SOURCE RECORDS:
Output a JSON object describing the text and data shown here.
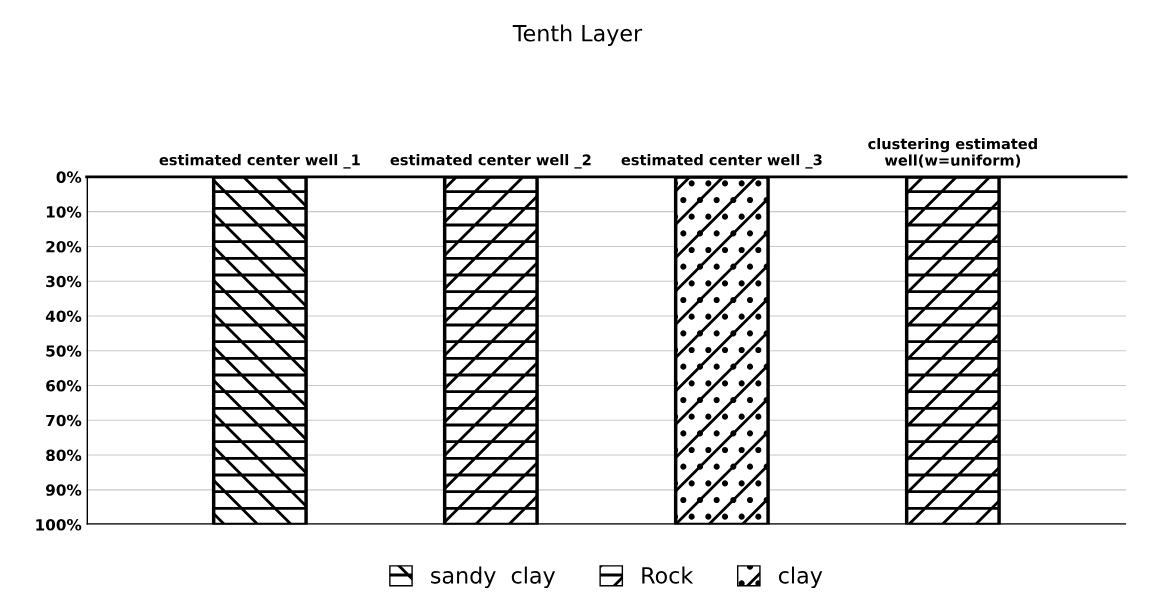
{
  "chart_data": {
    "type": "bar",
    "title": "Tenth Layer",
    "categories": [
      "estimated center well _1",
      "estimated center well _2",
      "estimated center well _3",
      "clustering estimated\nwell(w=uniform)"
    ],
    "series": [
      {
        "name": "sandy  clay",
        "color": "#000000",
        "values": [
          100,
          0,
          0,
          0
        ]
      },
      {
        "name": "Rock",
        "color": "#000000",
        "values": [
          0,
          100,
          0,
          100
        ]
      },
      {
        "name": "clay",
        "color": "#000000",
        "values": [
          0,
          0,
          100,
          0
        ]
      }
    ],
    "ylim": [
      100,
      0
    ],
    "yticks": [
      {
        "value": 0,
        "label": "0%"
      },
      {
        "value": 10,
        "label": "10%"
      },
      {
        "value": 20,
        "label": "20%"
      },
      {
        "value": 30,
        "label": "30%"
      },
      {
        "value": 40,
        "label": "40%"
      },
      {
        "value": 50,
        "label": "50%"
      },
      {
        "value": 60,
        "label": "60%"
      },
      {
        "value": 70,
        "label": "70%"
      },
      {
        "value": 80,
        "label": "80%"
      },
      {
        "value": 90,
        "label": "90%"
      },
      {
        "value": 100,
        "label": "100%"
      }
    ],
    "grid": "y",
    "legend": "bottom"
  }
}
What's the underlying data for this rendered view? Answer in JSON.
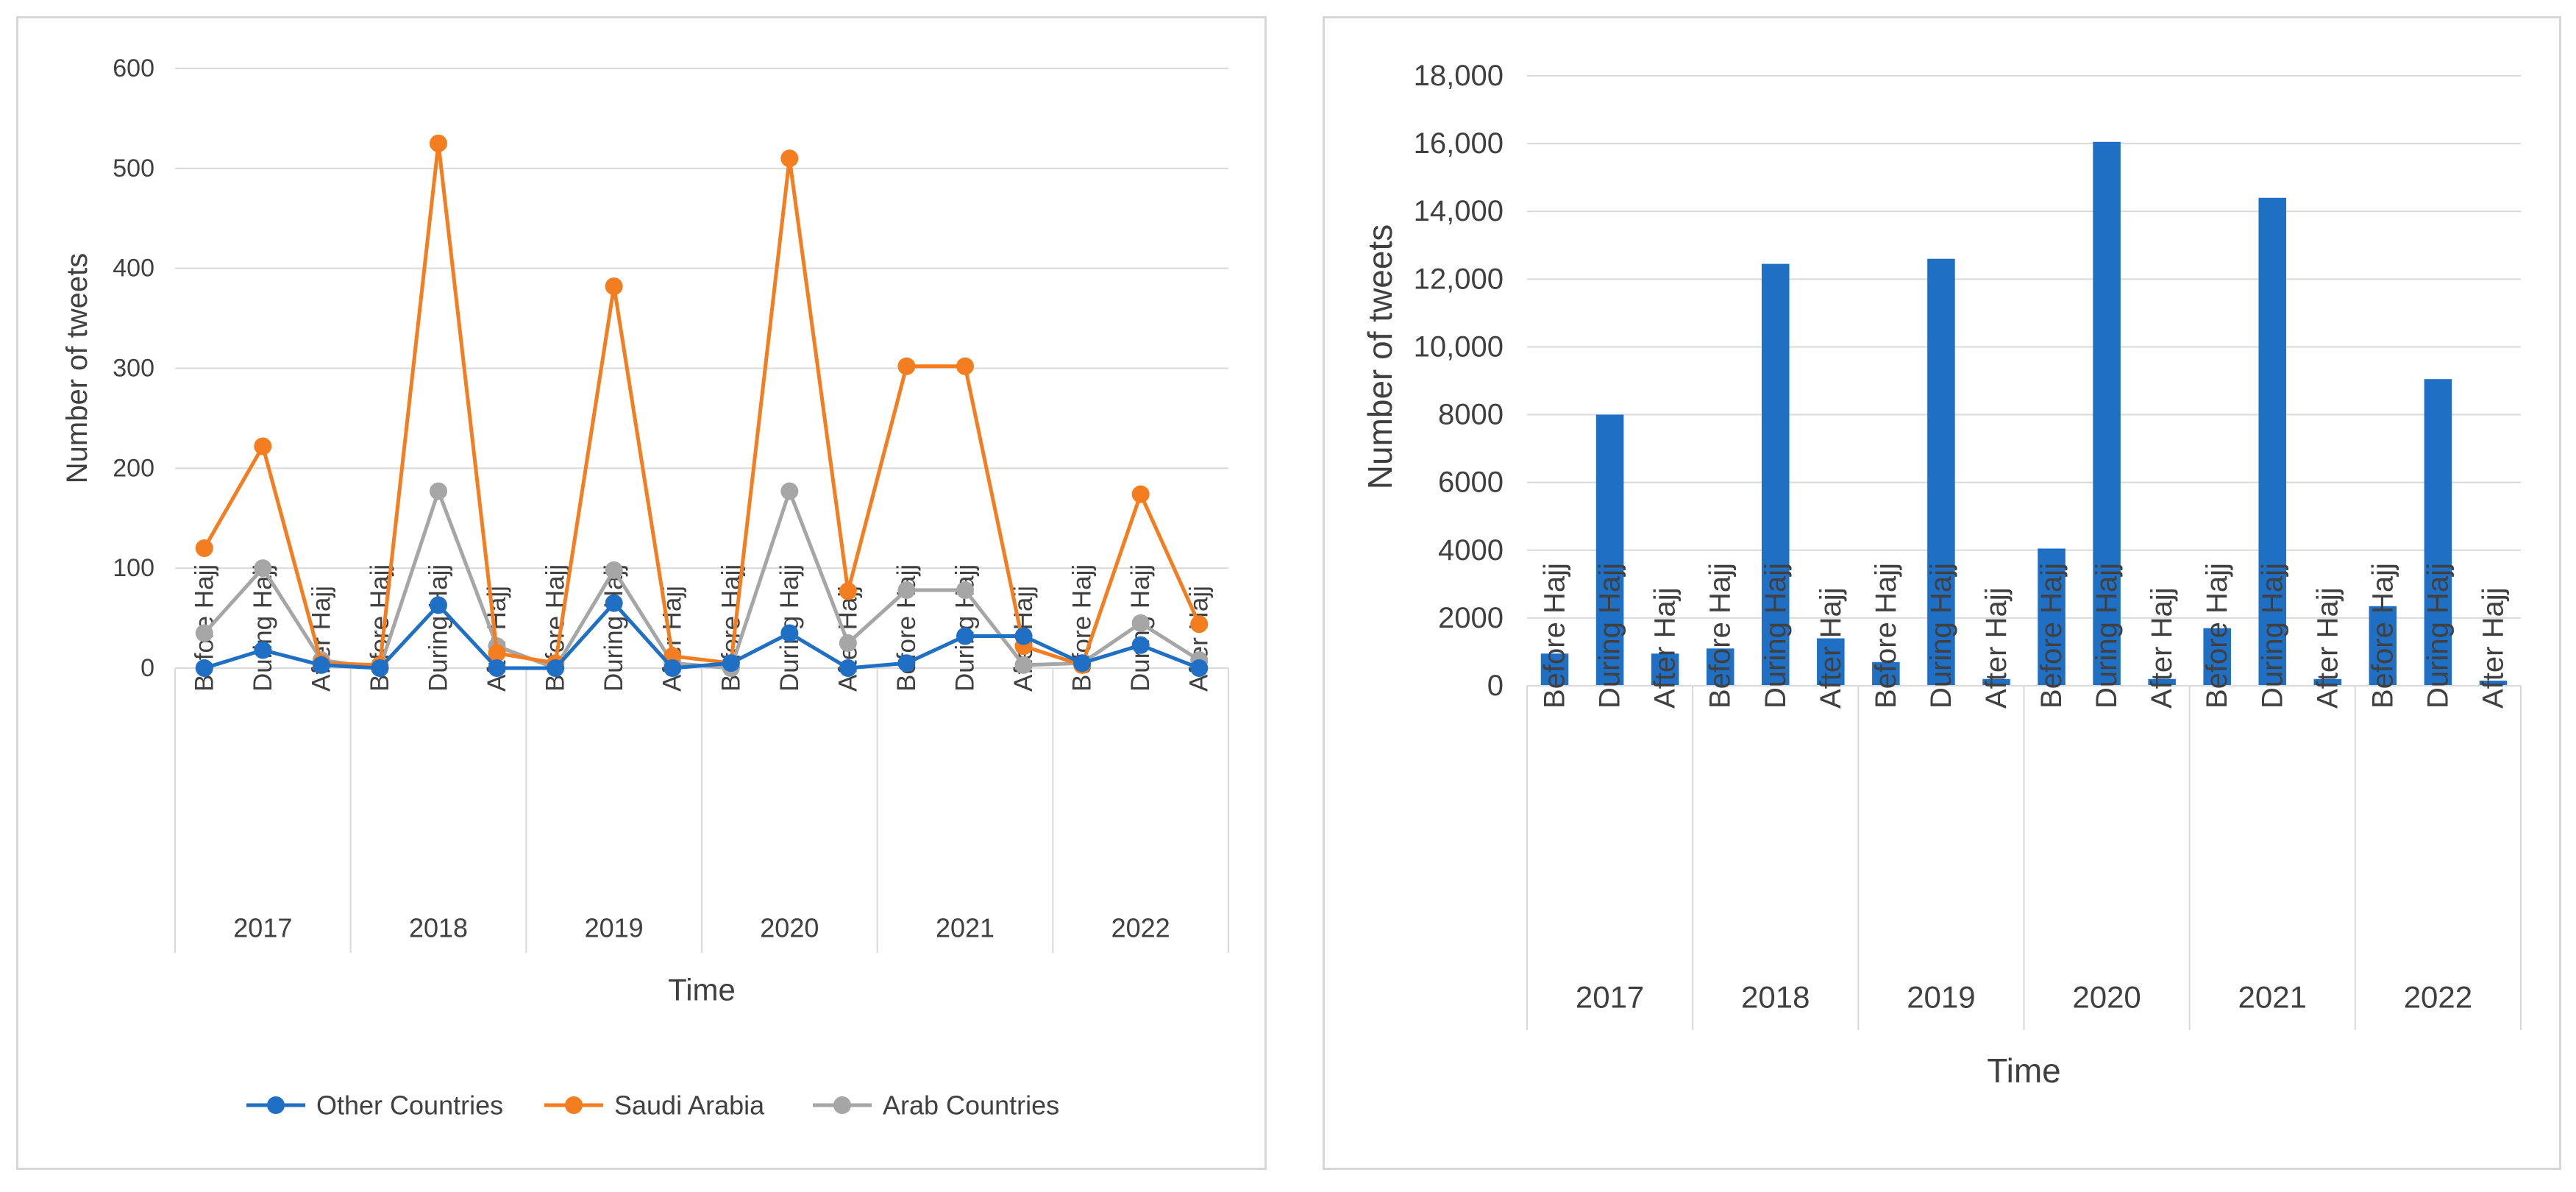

WHAT IS EXPECTED: Each line above is to be copied verbatim. Drop any image from the copy.

ANSWER TO THIS PROBLEM:
Output a JSON object describing the text and data shown here.
{
  "chart_data": {
    "type": "bar",
    "title": "Tenth Layer",
    "categories": [
      "estimated center well _1",
      "estimated center well _2",
      "estimated center well _3",
      "clustering estimated\nwell(w=uniform)"
    ],
    "series": [
      {
        "name": "sandy  clay",
        "color": "#000000",
        "values": [
          100,
          0,
          0,
          0
        ]
      },
      {
        "name": "Rock",
        "color": "#000000",
        "values": [
          0,
          100,
          0,
          100
        ]
      },
      {
        "name": "clay",
        "color": "#000000",
        "values": [
          0,
          0,
          100,
          0
        ]
      }
    ],
    "ylim": [
      100,
      0
    ],
    "yticks": [
      {
        "value": 0,
        "label": "0%"
      },
      {
        "value": 10,
        "label": "10%"
      },
      {
        "value": 20,
        "label": "20%"
      },
      {
        "value": 30,
        "label": "30%"
      },
      {
        "value": 40,
        "label": "40%"
      },
      {
        "value": 50,
        "label": "50%"
      },
      {
        "value": 60,
        "label": "60%"
      },
      {
        "value": 70,
        "label": "70%"
      },
      {
        "value": 80,
        "label": "80%"
      },
      {
        "value": 90,
        "label": "90%"
      },
      {
        "value": 100,
        "label": "100%"
      }
    ],
    "grid": "y",
    "legend": "bottom"
  }
}
What's the underlying data for this rendered view? Answer in JSON.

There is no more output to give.